**Task goal**
Repeat the lines between the one containing "452, 728, 477]" and the one containing "stack-method-sig: method(Phone param)", inclusive, and no other lines.

**Material shown**
--- START ---

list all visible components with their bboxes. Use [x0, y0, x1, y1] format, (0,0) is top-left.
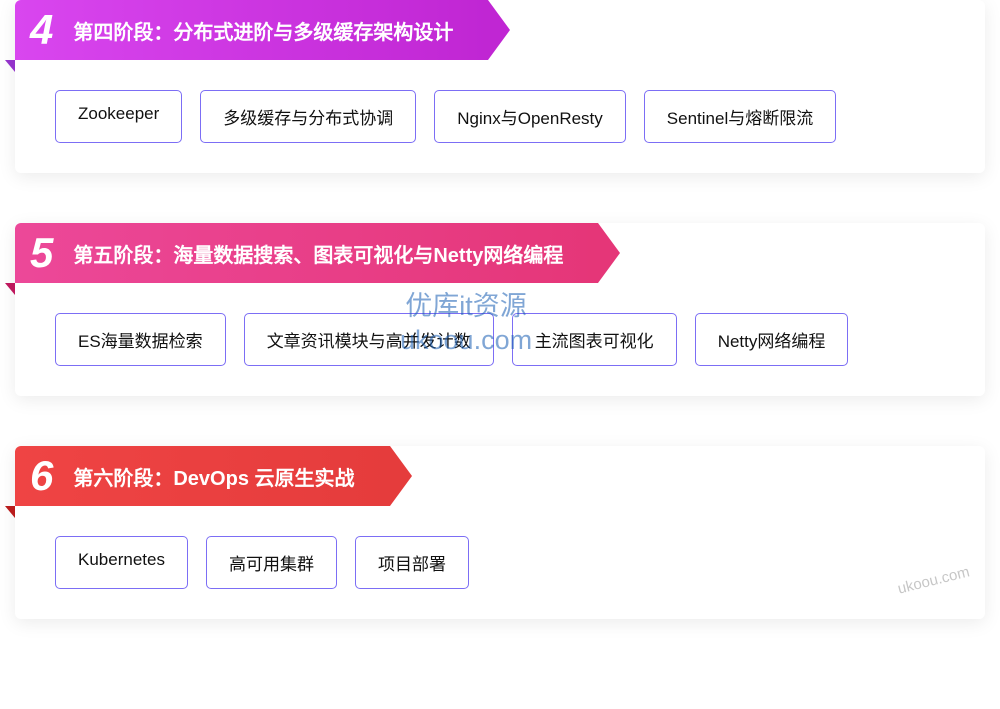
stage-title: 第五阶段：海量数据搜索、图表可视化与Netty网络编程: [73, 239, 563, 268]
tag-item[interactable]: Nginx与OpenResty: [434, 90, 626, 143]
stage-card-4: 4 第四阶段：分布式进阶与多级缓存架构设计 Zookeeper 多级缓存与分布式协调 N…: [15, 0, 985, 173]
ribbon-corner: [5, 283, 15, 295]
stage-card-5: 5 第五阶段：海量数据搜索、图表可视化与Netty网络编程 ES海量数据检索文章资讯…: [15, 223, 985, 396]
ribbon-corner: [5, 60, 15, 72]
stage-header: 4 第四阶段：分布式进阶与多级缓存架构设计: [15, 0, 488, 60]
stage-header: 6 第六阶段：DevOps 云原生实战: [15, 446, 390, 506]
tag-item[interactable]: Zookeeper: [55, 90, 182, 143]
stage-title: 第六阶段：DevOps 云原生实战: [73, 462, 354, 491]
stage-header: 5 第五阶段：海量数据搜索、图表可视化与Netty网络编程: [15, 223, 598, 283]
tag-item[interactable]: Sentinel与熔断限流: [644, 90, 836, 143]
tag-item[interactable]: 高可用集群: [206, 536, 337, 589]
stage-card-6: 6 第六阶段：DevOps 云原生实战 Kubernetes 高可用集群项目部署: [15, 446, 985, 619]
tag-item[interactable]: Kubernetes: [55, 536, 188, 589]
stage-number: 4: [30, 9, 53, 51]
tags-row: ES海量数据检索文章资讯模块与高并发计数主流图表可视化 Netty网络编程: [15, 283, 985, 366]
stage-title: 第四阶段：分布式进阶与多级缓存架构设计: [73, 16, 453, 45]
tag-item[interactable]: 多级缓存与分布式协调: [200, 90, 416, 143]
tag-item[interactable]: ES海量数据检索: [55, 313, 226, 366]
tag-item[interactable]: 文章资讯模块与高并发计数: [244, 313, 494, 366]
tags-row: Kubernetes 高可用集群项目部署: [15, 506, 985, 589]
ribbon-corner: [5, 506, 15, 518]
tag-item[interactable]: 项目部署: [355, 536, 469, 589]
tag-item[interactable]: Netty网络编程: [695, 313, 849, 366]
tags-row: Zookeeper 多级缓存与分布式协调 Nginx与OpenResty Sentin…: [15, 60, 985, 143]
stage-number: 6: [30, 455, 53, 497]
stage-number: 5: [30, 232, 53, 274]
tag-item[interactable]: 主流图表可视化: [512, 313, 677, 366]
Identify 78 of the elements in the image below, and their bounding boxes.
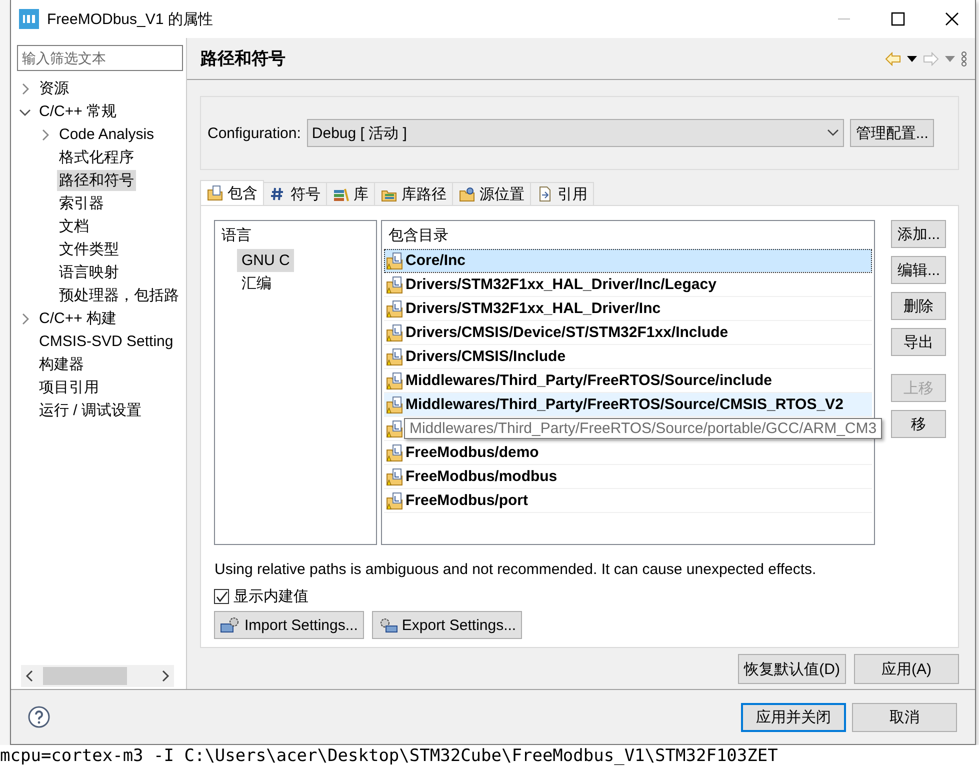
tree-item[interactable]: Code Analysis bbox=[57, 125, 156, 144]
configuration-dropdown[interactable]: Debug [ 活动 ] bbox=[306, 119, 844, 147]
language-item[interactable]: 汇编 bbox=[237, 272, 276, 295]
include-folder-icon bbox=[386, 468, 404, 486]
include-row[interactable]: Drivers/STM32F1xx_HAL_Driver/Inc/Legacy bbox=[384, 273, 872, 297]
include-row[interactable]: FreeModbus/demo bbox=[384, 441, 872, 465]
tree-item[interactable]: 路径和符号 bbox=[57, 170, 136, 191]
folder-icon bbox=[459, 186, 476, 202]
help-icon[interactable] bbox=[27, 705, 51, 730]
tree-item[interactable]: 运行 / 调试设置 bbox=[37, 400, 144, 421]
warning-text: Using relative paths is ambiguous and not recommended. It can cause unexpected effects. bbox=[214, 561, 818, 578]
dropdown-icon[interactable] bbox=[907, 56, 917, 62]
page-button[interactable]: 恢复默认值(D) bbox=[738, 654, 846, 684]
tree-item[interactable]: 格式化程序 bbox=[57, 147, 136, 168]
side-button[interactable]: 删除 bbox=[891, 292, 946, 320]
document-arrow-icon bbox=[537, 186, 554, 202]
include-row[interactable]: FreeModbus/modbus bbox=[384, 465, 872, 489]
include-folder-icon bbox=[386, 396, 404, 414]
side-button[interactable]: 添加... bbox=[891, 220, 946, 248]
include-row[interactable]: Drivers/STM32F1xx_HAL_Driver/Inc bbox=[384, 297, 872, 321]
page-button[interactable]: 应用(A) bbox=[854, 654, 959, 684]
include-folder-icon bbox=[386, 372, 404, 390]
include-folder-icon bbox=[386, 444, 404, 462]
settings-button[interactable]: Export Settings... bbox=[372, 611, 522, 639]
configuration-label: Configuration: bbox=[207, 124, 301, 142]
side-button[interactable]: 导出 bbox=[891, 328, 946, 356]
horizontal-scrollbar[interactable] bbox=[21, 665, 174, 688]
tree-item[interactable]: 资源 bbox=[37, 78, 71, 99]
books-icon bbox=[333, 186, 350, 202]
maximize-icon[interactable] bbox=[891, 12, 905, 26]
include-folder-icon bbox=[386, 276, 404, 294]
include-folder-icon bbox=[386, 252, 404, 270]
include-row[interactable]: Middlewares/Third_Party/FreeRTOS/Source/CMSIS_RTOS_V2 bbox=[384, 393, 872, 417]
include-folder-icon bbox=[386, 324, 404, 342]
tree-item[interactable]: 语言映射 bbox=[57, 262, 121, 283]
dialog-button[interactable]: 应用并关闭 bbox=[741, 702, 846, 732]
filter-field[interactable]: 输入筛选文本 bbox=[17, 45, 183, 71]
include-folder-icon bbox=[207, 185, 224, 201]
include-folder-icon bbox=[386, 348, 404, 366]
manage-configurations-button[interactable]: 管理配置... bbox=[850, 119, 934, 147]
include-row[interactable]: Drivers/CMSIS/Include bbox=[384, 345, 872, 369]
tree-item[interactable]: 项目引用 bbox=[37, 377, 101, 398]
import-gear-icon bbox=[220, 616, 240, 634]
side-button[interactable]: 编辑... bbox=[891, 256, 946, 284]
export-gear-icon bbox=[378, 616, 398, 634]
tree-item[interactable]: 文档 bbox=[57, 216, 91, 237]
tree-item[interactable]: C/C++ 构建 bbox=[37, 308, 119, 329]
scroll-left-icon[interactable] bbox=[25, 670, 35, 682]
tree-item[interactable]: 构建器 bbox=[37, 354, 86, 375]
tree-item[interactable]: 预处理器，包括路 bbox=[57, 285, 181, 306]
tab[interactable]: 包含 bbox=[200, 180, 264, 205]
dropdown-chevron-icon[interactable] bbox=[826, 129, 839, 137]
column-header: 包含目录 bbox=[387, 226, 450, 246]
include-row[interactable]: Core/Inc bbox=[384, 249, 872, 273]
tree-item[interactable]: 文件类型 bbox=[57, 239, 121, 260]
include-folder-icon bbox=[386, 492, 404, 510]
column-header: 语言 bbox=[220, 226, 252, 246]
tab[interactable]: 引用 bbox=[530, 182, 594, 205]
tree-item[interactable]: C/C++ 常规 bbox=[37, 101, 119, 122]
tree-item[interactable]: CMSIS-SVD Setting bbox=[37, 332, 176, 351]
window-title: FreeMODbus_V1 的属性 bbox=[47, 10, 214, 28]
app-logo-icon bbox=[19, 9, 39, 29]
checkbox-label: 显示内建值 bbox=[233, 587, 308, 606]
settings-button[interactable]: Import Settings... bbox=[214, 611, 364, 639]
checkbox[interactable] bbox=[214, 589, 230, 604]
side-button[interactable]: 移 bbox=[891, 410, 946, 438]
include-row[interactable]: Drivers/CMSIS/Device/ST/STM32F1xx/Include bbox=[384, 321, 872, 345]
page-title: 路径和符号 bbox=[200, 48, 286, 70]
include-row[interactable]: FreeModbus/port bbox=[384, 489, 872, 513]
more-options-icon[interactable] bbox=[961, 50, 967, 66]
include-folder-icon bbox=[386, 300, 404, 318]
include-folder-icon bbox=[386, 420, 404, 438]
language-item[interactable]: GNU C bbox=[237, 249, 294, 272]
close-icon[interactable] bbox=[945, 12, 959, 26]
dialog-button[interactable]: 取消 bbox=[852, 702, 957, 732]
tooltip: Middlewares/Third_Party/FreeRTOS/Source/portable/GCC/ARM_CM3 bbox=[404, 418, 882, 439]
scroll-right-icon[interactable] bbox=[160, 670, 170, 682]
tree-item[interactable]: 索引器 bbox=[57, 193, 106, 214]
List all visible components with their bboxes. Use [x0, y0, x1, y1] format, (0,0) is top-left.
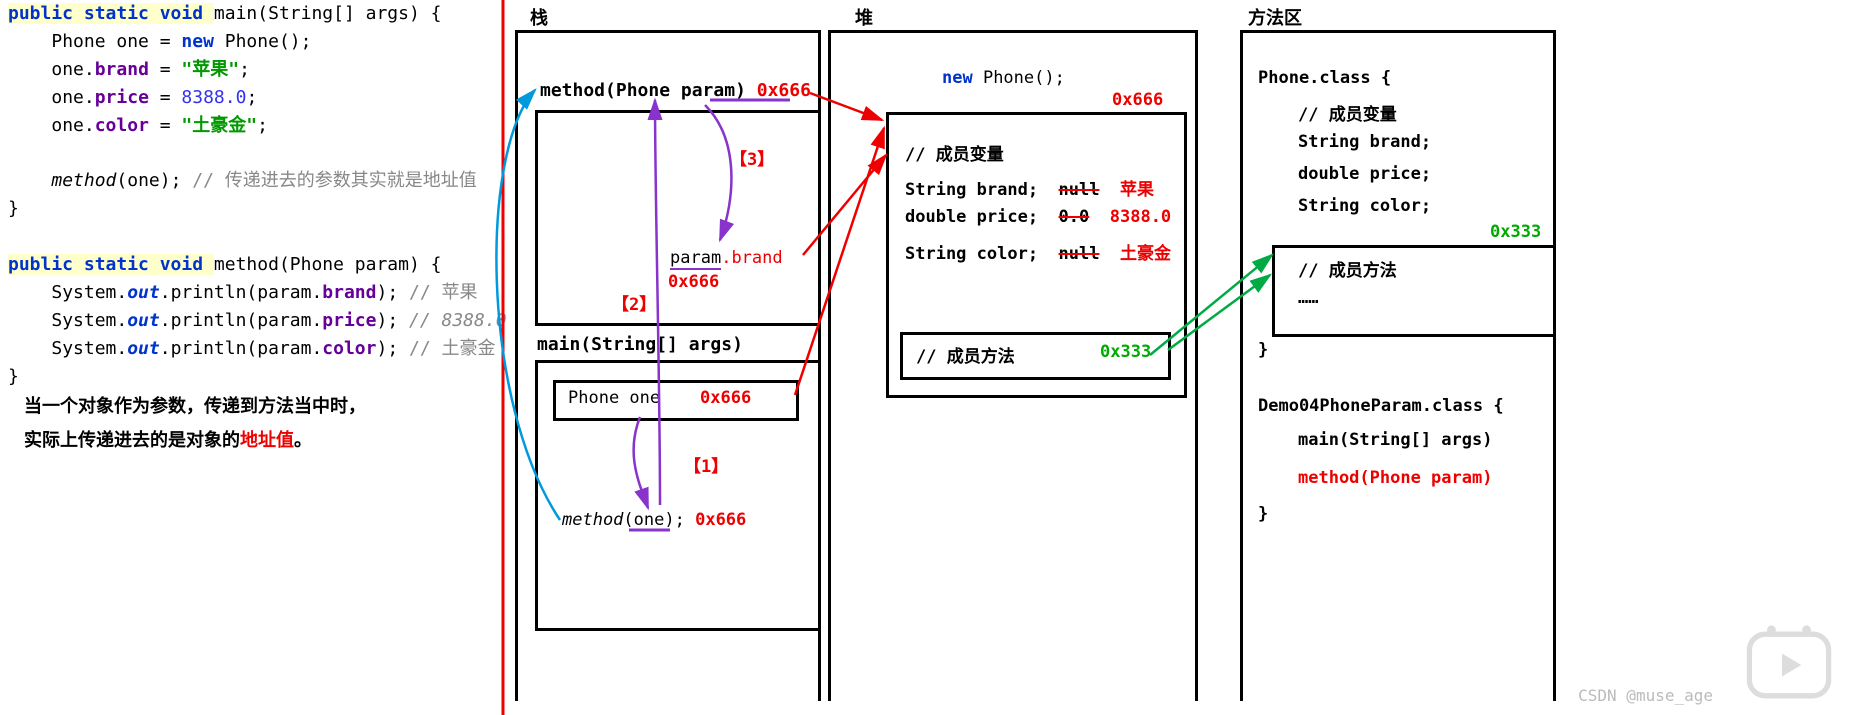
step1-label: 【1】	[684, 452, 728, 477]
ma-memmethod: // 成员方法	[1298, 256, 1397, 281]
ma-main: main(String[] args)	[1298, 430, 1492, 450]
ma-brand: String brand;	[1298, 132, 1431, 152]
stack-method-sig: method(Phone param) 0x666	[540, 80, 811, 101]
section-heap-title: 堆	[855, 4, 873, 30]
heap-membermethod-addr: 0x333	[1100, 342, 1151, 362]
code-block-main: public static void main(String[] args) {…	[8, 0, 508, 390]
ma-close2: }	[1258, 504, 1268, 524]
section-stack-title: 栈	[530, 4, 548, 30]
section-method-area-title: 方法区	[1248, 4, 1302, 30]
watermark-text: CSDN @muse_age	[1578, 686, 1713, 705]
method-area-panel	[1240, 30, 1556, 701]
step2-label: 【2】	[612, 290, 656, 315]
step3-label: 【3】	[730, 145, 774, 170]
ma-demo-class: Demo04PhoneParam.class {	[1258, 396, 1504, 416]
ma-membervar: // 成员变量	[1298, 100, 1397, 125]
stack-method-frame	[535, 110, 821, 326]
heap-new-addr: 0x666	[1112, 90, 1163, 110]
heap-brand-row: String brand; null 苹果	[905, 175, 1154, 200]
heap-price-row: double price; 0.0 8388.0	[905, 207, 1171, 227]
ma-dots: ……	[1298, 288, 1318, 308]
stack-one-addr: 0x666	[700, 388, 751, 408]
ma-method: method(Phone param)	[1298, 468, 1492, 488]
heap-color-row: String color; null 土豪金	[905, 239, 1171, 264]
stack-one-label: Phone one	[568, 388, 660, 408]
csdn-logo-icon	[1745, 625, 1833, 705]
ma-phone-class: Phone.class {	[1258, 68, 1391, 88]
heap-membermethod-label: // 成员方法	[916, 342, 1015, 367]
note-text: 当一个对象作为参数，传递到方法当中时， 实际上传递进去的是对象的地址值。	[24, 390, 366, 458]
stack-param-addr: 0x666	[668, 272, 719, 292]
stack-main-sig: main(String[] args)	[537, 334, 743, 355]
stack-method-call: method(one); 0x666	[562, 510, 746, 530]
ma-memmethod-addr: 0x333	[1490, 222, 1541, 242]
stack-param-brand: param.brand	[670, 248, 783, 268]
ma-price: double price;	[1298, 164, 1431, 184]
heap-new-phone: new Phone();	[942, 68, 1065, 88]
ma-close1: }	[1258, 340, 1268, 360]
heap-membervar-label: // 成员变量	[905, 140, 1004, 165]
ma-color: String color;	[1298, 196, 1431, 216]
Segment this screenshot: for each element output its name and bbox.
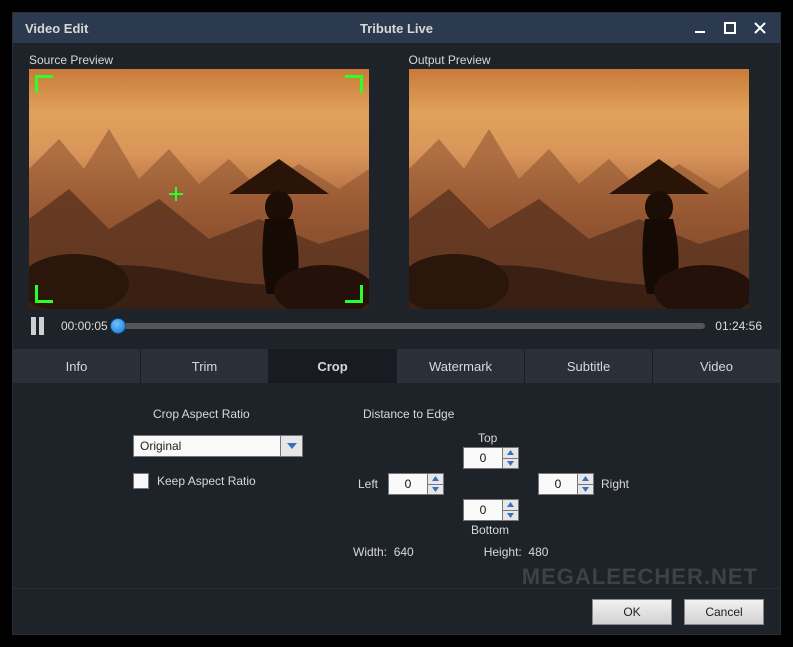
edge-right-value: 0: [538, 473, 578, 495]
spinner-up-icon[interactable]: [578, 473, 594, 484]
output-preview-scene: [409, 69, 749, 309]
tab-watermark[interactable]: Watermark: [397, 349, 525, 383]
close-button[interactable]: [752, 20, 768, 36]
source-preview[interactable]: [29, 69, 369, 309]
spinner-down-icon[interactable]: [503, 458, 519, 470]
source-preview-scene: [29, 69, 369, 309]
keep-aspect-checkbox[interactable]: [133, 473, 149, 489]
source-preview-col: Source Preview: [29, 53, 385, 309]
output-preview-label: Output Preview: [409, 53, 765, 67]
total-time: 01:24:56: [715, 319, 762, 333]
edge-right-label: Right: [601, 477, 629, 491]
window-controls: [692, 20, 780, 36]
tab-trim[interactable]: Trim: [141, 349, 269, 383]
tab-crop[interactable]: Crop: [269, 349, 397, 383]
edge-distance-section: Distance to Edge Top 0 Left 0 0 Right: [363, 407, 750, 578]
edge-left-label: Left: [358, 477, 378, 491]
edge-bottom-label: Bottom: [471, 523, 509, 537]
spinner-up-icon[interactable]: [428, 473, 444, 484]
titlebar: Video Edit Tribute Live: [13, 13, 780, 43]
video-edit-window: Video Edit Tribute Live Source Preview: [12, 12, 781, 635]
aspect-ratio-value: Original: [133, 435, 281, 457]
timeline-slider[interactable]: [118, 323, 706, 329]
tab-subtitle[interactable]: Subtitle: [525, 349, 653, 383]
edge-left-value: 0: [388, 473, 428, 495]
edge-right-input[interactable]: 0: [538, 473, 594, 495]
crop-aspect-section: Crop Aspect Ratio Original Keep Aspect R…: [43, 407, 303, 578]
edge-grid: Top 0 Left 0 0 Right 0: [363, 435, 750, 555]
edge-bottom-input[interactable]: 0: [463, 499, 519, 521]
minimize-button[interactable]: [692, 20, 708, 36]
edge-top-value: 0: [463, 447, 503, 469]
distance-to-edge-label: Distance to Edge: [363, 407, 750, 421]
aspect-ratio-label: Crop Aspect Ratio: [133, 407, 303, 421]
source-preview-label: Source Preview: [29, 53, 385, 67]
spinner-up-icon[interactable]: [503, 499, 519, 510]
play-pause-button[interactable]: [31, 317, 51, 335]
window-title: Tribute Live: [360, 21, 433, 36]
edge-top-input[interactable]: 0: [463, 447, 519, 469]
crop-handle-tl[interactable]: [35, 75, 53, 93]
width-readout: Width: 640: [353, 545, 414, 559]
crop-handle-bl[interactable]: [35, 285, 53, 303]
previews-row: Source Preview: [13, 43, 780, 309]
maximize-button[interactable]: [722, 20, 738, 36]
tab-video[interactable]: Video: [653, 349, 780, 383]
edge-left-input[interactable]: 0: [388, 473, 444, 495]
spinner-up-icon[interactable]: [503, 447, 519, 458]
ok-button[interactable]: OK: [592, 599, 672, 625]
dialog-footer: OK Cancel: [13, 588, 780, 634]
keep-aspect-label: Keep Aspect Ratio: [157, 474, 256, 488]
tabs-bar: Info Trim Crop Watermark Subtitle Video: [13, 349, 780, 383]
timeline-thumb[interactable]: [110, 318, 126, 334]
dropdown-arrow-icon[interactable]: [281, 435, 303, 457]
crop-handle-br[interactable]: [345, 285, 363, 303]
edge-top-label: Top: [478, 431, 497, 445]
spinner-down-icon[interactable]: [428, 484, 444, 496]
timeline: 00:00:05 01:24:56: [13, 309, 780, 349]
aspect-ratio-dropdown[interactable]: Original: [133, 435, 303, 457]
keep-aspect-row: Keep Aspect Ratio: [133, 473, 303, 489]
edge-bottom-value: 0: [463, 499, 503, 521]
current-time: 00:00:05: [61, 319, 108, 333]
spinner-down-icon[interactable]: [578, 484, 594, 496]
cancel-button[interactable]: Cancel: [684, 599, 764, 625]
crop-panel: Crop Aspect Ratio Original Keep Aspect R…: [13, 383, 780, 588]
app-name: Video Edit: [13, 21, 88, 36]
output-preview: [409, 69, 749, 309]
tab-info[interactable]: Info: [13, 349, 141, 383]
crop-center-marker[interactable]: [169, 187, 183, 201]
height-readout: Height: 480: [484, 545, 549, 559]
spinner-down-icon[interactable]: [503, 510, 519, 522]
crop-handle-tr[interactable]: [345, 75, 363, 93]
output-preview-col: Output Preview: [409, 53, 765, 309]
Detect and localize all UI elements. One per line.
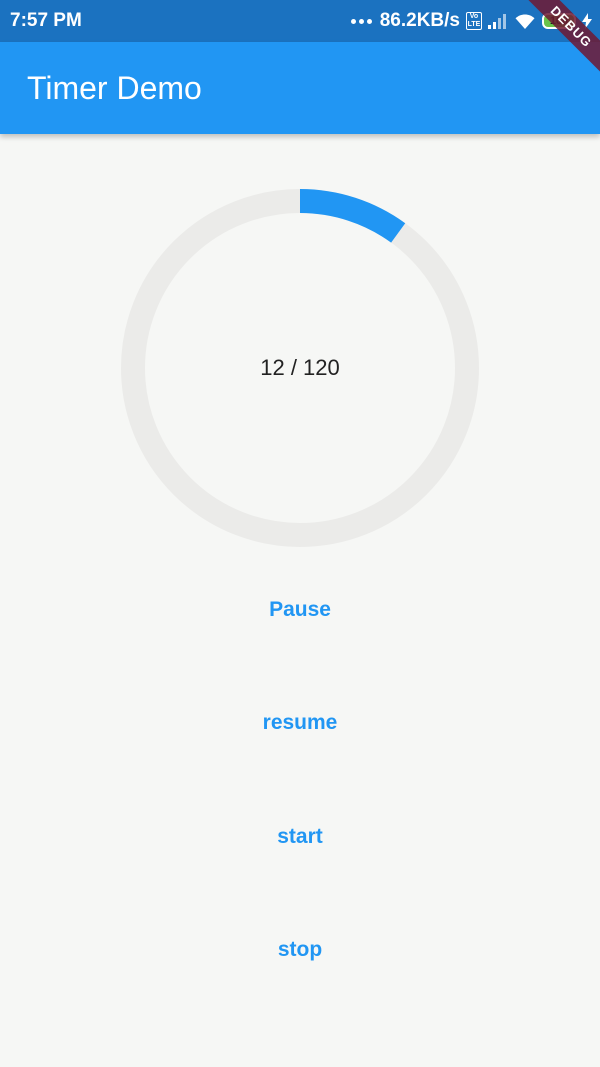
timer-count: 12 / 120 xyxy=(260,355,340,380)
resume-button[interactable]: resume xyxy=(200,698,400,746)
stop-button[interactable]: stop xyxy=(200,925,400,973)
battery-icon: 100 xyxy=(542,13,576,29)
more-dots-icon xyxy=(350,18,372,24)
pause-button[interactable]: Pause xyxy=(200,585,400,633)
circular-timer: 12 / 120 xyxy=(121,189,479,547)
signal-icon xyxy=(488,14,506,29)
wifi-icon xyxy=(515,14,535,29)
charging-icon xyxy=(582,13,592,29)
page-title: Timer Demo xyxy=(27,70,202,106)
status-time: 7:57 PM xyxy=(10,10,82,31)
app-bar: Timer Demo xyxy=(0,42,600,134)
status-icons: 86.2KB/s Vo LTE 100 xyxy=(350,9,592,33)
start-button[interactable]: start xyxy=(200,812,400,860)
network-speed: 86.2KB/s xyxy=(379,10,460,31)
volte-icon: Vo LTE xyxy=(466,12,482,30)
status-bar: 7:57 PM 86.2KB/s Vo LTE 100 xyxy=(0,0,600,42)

--- END ---

**Answer to the exercise**
step1-label: 【1】	[684, 452, 728, 477]
ma-memmethod: // 成员方法	[1298, 256, 1397, 281]
ma-main: main(String[] args)	[1298, 430, 1492, 450]
ma-brand: String brand;	[1298, 132, 1431, 152]
stack-method-sig: method(Phone param) 0x666	[540, 80, 811, 101]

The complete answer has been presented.